*TASK TO COMPLETE:*
Find every line with the word "pueden". Copy those lines.

[START OF MATERIALS PROVIDED]

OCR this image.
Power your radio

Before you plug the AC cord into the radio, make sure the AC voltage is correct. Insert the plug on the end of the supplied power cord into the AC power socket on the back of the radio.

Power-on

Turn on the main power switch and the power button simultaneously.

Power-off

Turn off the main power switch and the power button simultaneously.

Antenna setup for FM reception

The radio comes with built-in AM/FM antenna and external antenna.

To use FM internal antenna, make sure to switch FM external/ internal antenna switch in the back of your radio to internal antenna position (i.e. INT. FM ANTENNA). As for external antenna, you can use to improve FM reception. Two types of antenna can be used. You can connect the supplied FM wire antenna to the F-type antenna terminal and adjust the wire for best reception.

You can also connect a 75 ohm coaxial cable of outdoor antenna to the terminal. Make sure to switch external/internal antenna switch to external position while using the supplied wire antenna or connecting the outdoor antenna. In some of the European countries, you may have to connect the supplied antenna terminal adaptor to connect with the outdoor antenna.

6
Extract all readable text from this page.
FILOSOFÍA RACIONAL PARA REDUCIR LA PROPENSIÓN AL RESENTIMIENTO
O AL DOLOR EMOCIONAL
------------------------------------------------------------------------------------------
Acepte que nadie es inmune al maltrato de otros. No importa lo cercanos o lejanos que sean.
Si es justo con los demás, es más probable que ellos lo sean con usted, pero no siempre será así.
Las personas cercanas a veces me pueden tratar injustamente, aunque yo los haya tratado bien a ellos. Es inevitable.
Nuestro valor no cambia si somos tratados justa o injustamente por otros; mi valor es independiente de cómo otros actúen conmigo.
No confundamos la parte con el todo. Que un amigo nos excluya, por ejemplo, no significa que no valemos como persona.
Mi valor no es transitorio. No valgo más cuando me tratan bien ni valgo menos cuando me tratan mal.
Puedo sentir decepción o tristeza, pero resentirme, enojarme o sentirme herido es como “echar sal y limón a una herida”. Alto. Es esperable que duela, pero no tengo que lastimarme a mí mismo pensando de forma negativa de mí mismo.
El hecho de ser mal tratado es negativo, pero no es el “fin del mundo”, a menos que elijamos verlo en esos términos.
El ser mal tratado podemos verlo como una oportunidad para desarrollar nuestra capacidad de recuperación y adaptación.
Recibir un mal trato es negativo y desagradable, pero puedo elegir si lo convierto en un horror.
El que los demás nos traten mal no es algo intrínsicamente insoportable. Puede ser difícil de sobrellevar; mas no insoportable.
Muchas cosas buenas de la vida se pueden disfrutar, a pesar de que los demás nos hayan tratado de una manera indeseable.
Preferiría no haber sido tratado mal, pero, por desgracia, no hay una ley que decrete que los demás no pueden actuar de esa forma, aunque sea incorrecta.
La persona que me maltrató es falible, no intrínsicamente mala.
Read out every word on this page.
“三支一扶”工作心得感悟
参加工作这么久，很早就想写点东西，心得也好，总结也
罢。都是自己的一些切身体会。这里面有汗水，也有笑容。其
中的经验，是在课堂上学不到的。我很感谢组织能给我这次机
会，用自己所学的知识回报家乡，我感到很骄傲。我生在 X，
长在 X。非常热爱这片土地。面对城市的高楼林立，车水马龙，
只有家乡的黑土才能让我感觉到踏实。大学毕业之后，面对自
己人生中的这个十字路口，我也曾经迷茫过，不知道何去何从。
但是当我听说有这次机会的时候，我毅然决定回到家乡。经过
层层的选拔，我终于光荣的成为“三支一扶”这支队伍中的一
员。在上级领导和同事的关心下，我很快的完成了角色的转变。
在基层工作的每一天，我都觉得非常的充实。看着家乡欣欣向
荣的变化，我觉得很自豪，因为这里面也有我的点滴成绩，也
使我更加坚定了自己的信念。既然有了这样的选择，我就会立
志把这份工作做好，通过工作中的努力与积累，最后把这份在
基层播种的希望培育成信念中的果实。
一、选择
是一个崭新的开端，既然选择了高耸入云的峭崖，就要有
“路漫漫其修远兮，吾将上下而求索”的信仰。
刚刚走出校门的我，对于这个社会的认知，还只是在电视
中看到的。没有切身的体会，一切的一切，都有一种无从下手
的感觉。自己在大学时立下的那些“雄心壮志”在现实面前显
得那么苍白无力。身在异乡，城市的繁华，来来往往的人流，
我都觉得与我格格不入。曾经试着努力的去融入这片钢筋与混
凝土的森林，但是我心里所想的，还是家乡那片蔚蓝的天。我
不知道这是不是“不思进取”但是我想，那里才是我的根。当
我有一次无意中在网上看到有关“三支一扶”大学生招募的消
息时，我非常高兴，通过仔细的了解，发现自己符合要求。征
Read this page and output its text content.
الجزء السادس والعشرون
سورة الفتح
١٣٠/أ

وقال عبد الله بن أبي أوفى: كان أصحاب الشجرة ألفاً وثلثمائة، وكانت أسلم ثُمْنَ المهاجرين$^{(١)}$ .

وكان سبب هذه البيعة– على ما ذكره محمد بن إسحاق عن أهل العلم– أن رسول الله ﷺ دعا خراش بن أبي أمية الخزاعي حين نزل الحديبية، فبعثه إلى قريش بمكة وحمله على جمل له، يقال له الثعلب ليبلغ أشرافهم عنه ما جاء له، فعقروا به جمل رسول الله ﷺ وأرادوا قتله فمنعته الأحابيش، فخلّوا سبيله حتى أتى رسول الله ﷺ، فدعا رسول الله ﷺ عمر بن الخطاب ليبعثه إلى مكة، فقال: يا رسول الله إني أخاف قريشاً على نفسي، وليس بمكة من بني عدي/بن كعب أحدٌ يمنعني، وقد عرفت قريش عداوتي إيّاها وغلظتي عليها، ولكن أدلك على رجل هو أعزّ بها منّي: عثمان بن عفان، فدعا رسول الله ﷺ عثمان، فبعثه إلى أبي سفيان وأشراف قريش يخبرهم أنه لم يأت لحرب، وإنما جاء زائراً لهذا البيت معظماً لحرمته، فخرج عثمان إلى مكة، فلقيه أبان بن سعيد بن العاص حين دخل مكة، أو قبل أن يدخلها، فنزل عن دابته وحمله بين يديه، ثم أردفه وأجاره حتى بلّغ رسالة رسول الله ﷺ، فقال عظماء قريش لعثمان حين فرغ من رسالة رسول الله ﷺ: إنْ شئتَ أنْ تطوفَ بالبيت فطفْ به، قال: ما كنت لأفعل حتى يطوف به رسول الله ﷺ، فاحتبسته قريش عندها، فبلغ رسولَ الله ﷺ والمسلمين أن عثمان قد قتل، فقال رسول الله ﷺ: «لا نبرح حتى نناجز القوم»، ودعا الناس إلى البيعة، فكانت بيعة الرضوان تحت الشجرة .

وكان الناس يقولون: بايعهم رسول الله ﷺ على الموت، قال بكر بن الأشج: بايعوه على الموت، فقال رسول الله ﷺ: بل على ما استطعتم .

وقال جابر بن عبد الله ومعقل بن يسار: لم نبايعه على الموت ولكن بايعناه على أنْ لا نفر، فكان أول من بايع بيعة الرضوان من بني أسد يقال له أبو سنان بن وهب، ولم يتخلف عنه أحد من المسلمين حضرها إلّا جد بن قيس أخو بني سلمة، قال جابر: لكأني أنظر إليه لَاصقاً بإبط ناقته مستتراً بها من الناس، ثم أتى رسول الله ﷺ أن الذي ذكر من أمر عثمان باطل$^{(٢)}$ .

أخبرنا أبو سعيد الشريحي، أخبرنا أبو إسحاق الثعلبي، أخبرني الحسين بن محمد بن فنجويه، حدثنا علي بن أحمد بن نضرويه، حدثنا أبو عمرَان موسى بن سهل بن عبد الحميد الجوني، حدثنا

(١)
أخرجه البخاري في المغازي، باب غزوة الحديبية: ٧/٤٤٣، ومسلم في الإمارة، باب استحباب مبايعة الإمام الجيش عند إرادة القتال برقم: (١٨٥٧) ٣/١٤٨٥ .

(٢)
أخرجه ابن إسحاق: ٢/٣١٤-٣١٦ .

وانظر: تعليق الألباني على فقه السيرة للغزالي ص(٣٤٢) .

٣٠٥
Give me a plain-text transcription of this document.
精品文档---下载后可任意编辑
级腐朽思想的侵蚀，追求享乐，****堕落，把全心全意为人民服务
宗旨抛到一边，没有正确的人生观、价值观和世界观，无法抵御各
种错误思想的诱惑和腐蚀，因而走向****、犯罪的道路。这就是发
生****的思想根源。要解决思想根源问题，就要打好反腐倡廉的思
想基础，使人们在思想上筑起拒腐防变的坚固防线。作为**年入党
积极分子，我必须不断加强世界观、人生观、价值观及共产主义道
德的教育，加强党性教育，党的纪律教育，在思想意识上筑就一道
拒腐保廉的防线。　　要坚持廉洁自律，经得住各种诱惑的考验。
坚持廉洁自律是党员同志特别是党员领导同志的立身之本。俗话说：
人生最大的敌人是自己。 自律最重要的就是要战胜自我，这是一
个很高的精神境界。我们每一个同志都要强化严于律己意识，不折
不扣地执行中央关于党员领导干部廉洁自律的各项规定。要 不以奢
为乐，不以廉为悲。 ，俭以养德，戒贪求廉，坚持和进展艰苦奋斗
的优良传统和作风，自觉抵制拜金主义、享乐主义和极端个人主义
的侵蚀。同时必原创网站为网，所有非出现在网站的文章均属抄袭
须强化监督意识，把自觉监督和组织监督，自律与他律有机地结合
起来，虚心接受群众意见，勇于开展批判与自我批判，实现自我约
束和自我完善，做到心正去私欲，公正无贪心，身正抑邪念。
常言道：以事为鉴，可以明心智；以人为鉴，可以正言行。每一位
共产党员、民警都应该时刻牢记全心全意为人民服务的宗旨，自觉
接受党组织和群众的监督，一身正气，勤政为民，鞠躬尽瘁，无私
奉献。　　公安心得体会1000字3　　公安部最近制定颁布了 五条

[END OF MATERIALS PROVIDED]

*FINISHED ANSWER:*
Las personas cercanas a veces me pueden tratar injustamente, aunque yo los haya tratado bien a ellos. Es inevitable.
Muchas cosas buenas de la vida se pueden disfrutar, a pesar de que los demás nos hayan tratado de una manera indeseable.
Preferiría no haber sido tratado mal, pero, por desgracia, no hay una ley que decrete que los demás no pueden actuar de esa forma, aunque sea incorrecta.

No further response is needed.